DIRECTION ->
Look through the data below and return each line where "JSON" appears.

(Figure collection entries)

----------

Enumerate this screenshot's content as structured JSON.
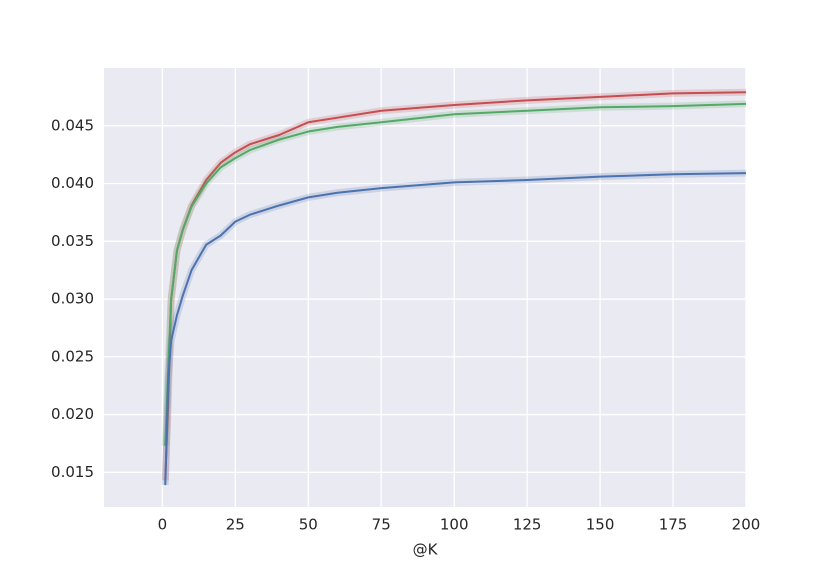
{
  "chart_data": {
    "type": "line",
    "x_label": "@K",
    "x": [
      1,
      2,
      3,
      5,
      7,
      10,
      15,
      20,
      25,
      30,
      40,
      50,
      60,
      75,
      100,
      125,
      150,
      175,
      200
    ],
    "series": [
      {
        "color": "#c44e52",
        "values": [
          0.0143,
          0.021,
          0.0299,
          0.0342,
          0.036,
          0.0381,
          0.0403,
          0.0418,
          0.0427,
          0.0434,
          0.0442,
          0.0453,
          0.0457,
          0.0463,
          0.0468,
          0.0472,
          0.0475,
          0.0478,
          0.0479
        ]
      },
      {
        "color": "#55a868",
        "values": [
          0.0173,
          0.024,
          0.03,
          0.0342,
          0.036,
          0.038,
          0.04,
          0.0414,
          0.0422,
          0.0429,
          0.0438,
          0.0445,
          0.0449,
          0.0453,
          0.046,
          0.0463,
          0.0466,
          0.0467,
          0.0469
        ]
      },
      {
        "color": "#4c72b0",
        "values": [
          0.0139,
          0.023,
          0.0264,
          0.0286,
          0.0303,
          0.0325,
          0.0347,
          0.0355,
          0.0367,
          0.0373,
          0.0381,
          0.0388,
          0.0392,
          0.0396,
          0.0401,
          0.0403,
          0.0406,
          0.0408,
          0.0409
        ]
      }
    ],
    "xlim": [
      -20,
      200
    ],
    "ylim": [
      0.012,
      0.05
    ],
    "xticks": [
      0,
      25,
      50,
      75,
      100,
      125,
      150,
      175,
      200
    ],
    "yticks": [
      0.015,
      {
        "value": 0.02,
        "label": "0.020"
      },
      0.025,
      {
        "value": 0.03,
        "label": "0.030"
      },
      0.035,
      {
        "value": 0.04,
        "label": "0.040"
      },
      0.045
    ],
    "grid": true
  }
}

----------

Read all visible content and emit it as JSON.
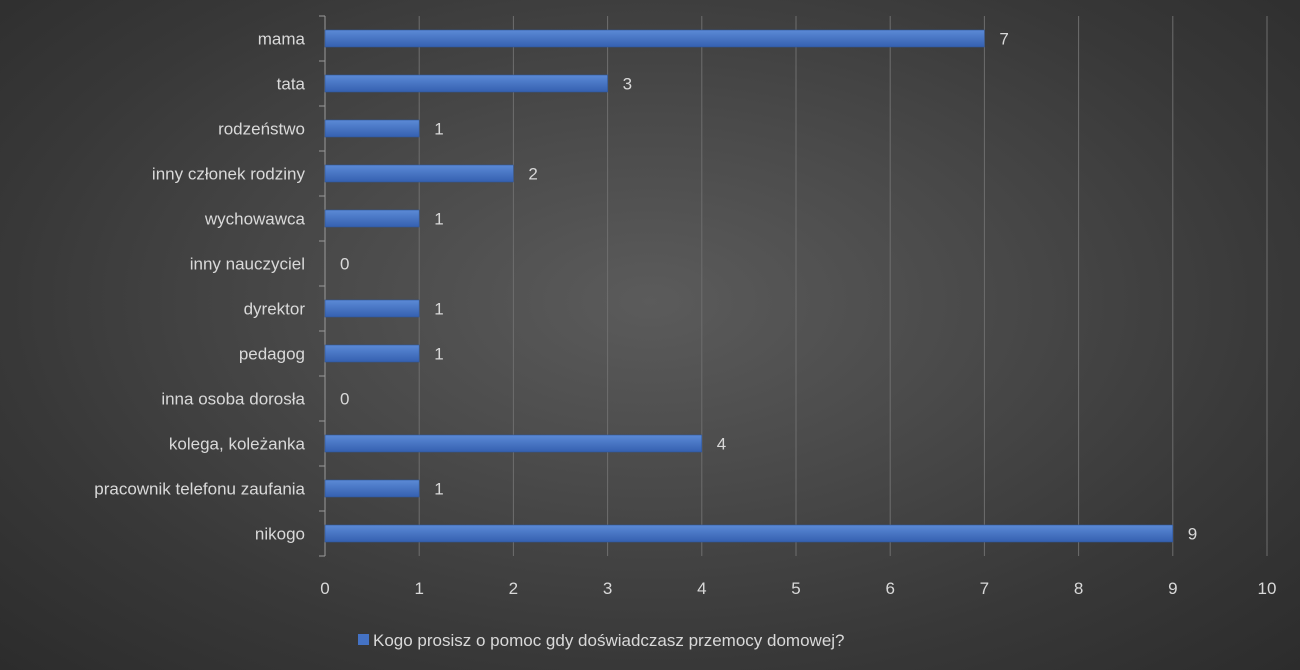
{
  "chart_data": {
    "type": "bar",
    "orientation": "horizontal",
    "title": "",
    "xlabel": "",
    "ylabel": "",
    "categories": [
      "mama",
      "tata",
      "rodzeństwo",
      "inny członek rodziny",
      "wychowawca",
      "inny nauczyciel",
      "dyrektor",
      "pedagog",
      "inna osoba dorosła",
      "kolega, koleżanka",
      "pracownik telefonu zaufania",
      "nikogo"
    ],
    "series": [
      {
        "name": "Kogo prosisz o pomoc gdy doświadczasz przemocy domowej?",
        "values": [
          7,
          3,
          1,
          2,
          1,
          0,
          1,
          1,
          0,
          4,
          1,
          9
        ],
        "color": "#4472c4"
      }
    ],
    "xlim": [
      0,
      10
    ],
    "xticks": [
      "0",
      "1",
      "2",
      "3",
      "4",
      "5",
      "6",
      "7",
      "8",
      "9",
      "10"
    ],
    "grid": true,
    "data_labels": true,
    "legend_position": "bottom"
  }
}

----------

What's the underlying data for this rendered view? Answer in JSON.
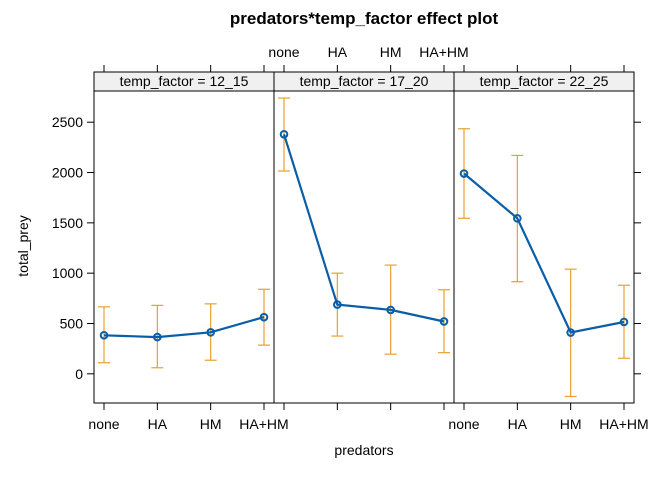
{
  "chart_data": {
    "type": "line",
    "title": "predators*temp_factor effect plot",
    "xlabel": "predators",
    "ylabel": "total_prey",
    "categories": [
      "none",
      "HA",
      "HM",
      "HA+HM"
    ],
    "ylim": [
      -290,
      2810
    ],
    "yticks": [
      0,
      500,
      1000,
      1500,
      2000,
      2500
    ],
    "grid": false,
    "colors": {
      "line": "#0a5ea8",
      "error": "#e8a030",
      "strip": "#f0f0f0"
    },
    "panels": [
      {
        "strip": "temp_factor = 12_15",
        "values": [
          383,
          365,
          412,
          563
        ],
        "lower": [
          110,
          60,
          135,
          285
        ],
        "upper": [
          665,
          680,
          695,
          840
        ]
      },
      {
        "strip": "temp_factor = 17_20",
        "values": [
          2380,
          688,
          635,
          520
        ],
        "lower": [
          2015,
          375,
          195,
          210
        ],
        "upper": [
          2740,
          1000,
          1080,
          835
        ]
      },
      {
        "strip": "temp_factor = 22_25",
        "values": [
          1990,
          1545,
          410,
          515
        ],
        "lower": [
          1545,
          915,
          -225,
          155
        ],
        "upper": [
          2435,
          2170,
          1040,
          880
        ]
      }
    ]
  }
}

----------

RESPONSE TO THE TASK ->
Enumerate this screenshot's content as structured JSON.
Read all visible content and emit it as JSON.
What's the underlying data for this rendered view? Answer in JSON.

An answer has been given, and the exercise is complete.